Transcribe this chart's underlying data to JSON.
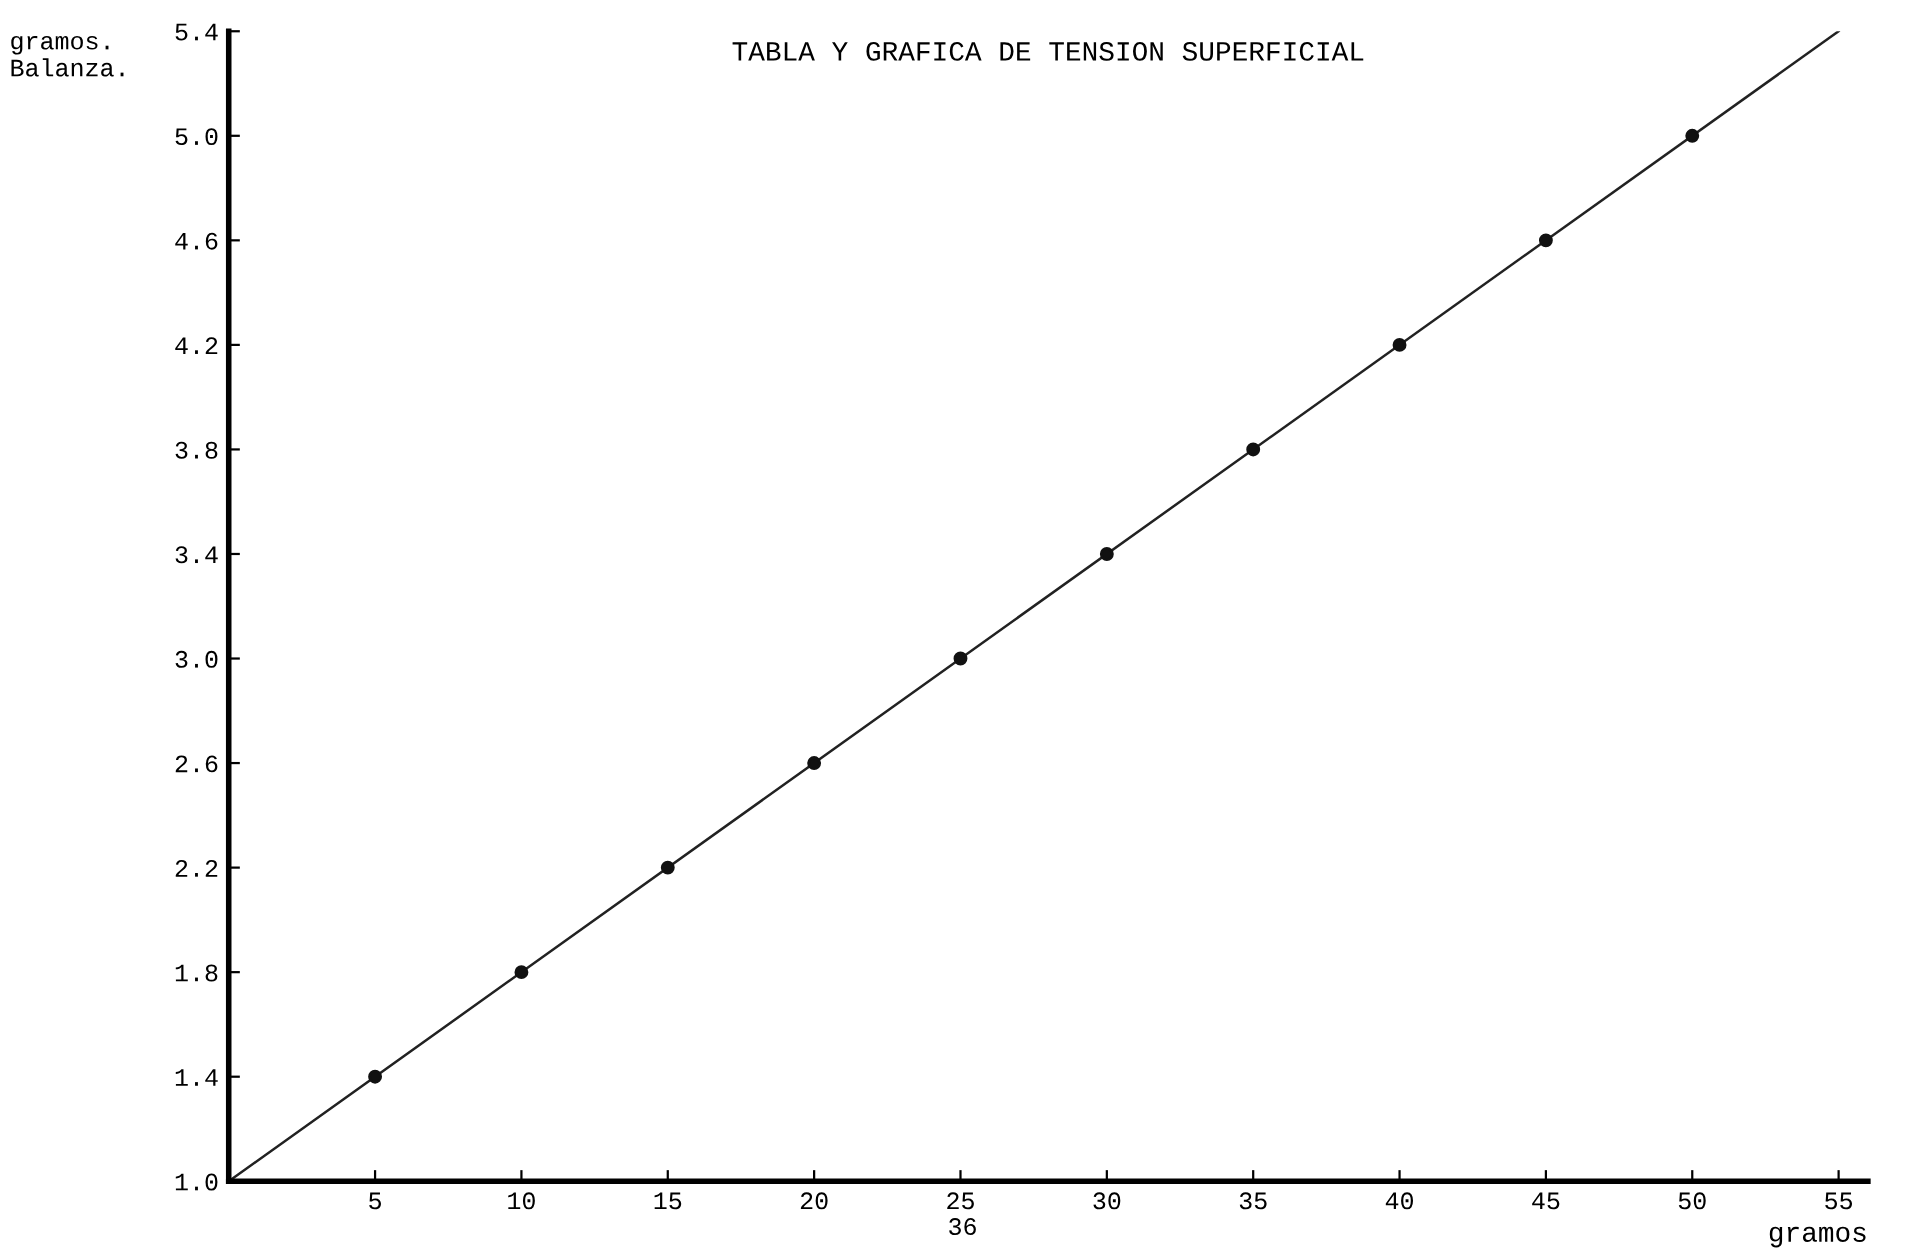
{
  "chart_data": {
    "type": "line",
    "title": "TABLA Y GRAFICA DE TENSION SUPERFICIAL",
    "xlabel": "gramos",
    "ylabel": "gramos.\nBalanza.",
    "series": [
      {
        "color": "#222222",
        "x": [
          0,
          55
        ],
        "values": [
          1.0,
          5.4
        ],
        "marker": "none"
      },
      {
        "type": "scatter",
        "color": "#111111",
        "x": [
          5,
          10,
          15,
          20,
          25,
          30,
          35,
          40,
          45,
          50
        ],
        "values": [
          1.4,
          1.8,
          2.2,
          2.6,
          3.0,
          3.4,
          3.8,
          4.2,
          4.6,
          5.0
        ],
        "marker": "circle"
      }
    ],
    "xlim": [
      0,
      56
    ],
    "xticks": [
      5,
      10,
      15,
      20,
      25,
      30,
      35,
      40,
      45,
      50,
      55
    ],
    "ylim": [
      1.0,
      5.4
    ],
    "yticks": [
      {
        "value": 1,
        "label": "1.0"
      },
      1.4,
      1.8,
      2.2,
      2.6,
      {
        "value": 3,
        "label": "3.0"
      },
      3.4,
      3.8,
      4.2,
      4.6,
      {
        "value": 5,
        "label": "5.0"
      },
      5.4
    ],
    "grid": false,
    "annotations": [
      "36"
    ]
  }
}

★ ★ ★ ★

Given task:
Repeat all of the entries word for word, but omit the pictures.

Output of the task:
Transcribe this chart's underlying data to JSON.
{
  "chart_data": {
    "type": "line",
    "title": "TABLA Y GRAFICA DE TENSION SUPERFICIAL",
    "xlabel": "gramos",
    "ylabel": "gramos.\nBalanza.",
    "series": [
      {
        "color": "#222222",
        "x": [
          0,
          55
        ],
        "values": [
          1.0,
          5.4
        ],
        "marker": "none"
      },
      {
        "type": "scatter",
        "color": "#111111",
        "x": [
          5,
          10,
          15,
          20,
          25,
          30,
          35,
          40,
          45,
          50
        ],
        "values": [
          1.4,
          1.8,
          2.2,
          2.6,
          3.0,
          3.4,
          3.8,
          4.2,
          4.6,
          5.0
        ],
        "marker": "circle"
      }
    ],
    "xlim": [
      0,
      56
    ],
    "xticks": [
      5,
      10,
      15,
      20,
      25,
      30,
      35,
      40,
      45,
      50,
      55
    ],
    "ylim": [
      1.0,
      5.4
    ],
    "yticks": [
      {
        "value": 1,
        "label": "1.0"
      },
      1.4,
      1.8,
      2.2,
      2.6,
      {
        "value": 3,
        "label": "3.0"
      },
      3.4,
      3.8,
      4.2,
      4.6,
      {
        "value": 5,
        "label": "5.0"
      },
      5.4
    ],
    "grid": false,
    "annotations": [
      "36"
    ]
  }
}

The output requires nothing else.